Gather every line that includes the word "marketing", please.

□ □ □ □ □ □ □

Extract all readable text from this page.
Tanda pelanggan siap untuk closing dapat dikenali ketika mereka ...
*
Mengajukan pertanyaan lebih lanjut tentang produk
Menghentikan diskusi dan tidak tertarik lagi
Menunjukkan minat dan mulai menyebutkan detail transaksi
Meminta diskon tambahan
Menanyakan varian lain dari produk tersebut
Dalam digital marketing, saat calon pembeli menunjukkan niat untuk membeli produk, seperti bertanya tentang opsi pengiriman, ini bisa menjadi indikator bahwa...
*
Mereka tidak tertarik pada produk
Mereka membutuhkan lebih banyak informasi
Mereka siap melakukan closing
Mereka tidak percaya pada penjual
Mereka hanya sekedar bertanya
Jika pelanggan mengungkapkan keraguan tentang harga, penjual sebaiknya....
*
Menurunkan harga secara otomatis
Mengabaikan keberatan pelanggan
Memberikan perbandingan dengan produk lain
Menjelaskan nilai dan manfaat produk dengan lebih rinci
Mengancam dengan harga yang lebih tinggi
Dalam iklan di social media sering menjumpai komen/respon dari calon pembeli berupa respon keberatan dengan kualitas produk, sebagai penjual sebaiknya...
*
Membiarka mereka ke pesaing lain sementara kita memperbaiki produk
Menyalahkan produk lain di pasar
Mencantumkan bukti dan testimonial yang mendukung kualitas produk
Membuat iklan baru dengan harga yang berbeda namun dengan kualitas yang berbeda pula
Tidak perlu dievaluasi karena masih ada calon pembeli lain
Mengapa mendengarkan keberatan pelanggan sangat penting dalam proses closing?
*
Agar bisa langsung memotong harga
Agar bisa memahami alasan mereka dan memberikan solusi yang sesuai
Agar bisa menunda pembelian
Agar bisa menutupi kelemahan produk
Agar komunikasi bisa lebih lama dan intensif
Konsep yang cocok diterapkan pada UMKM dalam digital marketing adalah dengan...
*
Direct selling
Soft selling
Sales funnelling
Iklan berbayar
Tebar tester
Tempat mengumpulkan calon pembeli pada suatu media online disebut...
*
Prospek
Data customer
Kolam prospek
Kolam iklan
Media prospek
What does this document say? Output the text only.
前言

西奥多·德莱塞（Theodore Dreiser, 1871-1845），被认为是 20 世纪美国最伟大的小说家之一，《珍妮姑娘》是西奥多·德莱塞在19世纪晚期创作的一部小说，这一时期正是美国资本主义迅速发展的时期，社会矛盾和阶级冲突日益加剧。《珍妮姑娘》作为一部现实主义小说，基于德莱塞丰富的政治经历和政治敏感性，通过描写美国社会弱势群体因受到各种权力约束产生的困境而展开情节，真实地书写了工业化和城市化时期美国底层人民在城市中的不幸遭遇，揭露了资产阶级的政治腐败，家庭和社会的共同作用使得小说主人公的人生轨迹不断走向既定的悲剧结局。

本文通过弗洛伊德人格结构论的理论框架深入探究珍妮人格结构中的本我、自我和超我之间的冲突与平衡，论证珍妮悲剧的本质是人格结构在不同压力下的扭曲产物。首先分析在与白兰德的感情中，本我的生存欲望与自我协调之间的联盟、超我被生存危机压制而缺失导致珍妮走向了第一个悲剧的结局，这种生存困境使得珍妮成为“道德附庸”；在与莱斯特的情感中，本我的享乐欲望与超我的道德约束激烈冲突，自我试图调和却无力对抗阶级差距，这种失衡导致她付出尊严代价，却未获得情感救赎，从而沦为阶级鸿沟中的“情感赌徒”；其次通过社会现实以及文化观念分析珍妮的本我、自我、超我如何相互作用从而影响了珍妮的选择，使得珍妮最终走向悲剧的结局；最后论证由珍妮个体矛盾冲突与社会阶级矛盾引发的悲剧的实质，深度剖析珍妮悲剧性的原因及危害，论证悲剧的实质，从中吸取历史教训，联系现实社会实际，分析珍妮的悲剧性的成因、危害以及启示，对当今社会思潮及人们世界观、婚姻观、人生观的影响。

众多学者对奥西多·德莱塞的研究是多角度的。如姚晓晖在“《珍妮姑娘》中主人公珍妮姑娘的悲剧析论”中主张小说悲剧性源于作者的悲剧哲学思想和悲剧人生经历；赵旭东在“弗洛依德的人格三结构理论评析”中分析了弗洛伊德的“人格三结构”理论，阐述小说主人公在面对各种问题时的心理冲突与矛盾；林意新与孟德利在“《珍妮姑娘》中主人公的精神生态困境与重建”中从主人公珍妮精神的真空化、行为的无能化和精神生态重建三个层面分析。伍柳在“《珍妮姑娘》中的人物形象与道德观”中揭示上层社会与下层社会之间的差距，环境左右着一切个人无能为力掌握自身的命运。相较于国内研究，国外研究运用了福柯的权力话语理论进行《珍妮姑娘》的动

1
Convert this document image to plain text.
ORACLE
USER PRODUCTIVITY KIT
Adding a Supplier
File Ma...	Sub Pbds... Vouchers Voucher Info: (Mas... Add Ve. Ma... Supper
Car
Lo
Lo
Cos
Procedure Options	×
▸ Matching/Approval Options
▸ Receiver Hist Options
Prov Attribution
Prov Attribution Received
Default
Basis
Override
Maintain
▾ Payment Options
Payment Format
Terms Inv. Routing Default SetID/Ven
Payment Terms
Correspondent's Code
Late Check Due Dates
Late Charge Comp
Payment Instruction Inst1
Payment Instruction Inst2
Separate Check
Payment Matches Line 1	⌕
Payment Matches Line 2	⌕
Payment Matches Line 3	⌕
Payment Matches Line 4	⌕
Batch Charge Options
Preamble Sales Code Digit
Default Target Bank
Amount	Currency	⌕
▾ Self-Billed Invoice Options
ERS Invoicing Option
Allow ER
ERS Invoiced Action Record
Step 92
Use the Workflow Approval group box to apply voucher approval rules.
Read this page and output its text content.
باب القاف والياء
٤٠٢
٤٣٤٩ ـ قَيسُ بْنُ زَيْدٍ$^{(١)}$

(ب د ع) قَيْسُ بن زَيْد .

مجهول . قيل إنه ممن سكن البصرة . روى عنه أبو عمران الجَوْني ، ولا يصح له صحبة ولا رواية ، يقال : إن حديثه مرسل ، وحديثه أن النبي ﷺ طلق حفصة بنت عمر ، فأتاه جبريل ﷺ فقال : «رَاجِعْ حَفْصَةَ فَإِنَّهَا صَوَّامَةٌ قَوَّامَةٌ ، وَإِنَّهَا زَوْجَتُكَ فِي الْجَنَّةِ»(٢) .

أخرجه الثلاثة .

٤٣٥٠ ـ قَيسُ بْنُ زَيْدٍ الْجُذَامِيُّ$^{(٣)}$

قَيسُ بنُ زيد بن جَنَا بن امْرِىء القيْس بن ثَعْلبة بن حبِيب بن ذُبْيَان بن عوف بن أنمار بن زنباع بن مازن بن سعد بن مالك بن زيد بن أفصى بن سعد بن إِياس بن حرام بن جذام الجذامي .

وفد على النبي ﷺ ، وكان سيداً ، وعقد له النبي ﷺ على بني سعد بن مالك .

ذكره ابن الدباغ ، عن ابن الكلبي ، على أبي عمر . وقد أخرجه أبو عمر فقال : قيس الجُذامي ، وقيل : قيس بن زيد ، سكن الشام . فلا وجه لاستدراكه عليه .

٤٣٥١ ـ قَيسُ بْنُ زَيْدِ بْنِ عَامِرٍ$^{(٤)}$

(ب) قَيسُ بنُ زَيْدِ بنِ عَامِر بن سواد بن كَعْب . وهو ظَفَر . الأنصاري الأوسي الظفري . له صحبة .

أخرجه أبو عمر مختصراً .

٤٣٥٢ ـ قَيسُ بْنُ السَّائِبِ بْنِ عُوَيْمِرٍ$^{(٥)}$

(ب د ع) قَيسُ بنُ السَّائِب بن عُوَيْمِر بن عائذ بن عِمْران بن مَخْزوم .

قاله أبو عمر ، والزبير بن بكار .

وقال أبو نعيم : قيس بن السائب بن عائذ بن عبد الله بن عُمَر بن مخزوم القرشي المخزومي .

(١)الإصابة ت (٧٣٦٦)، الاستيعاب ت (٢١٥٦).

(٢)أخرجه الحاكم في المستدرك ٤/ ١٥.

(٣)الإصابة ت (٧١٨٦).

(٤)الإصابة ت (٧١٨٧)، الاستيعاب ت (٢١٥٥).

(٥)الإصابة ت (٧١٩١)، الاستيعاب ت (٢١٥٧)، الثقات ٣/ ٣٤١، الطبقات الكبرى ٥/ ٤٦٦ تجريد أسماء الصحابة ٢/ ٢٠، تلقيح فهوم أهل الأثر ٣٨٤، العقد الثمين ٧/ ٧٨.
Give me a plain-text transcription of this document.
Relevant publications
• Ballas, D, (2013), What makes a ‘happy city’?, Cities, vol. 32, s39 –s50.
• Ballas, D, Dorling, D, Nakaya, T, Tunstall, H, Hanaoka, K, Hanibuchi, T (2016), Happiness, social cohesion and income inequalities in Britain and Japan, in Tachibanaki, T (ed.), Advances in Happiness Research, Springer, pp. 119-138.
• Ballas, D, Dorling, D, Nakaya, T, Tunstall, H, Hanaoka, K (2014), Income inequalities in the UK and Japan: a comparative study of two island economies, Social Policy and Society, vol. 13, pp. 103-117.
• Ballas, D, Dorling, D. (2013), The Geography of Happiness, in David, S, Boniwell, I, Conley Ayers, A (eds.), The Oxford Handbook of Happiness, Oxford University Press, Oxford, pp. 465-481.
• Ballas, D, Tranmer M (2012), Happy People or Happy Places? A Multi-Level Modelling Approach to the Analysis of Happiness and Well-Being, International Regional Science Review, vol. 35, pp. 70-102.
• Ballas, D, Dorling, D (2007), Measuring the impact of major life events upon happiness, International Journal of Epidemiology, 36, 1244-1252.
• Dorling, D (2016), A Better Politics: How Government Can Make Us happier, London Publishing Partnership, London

□ □ □ □ □ □ □

> [Written response]:
Dalam digital marketing, saat calon pembeli menunjukkan niat untuk membeli produk, seperti bertanya tentang opsi pengiriman, ini bisa menjadi indikator bahwa...
Konsep yang cocok diterapkan pada UMKM dalam digital marketing adalah dengan...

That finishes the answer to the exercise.